Rows —
--- START ---
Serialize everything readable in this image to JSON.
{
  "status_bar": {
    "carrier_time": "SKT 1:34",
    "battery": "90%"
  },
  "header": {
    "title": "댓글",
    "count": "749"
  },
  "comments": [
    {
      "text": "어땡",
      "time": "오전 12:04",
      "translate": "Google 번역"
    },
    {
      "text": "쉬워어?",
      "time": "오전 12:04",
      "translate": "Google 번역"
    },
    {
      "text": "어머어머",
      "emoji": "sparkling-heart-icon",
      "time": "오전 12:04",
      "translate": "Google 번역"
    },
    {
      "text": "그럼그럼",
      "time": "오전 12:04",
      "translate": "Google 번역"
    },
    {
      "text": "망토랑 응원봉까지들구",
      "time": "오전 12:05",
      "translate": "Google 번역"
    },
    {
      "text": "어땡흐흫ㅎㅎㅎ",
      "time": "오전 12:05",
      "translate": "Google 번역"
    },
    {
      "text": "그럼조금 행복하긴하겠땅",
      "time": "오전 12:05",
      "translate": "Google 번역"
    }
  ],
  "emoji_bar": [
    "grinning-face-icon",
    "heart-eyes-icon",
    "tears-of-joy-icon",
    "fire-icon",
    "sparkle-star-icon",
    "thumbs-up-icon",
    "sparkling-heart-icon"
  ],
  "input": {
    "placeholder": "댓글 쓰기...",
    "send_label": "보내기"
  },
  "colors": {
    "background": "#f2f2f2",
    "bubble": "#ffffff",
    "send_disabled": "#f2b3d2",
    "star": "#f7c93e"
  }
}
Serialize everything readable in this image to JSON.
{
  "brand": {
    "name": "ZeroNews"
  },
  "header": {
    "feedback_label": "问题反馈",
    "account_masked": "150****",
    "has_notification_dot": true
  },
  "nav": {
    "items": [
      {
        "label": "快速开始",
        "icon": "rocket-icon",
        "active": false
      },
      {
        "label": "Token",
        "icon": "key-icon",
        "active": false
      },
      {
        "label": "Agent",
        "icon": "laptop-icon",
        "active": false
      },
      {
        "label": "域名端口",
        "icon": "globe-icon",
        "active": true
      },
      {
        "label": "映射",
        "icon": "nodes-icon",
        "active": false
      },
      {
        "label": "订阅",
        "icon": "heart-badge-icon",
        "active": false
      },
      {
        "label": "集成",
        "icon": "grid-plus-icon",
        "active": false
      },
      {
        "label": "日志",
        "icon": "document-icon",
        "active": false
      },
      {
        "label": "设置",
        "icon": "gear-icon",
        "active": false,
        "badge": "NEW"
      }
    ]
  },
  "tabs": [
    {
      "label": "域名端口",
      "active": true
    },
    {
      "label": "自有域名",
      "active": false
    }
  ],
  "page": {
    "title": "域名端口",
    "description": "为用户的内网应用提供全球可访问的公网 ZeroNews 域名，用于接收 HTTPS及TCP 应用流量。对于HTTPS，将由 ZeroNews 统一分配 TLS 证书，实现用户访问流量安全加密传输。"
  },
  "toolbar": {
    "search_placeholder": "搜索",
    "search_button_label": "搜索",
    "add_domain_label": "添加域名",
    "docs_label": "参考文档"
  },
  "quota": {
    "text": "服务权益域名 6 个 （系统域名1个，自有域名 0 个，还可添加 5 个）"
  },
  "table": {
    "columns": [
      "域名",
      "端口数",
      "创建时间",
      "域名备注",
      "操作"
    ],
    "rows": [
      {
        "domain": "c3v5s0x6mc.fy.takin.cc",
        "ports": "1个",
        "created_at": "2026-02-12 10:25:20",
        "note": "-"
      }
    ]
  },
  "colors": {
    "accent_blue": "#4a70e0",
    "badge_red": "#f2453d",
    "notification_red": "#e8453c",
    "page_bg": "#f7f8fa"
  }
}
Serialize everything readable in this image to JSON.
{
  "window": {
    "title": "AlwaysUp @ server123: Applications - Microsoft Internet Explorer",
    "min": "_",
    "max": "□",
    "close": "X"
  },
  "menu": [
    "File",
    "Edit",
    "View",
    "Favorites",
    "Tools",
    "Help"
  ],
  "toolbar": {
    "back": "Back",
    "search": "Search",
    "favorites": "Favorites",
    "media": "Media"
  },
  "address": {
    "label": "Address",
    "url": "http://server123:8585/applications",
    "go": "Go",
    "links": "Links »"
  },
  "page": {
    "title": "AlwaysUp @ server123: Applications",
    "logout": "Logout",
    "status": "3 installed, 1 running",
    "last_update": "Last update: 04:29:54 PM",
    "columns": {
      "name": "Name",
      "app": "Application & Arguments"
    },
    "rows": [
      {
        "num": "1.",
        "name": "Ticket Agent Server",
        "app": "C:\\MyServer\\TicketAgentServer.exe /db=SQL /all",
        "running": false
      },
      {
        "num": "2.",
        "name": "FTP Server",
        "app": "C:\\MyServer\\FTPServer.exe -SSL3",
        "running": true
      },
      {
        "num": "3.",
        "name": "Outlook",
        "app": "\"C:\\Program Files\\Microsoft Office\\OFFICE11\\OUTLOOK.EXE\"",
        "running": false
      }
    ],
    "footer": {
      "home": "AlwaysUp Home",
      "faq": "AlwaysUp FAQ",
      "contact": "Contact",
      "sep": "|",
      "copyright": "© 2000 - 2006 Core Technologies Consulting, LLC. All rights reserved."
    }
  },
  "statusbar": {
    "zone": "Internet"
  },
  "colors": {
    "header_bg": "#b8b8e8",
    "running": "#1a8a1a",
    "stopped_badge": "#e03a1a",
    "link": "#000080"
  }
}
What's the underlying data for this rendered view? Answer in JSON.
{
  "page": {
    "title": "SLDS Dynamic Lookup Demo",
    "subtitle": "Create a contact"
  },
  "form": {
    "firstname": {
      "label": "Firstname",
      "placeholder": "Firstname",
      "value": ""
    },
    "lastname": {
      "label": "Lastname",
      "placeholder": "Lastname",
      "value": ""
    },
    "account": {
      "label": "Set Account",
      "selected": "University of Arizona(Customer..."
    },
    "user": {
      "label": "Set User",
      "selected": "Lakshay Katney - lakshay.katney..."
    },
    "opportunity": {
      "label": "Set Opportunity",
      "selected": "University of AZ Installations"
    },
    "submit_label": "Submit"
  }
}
--- END ---
Collect every line with the string "AlwaysUp" from the records, and copy each.

Completed exercise —
    "title": "AlwaysUp @ server123: Applications - Microsoft Internet Explorer",
    "title": "AlwaysUp @ server123: Applications",
      "home": "AlwaysUp Home",
      "faq": "AlwaysUp FAQ",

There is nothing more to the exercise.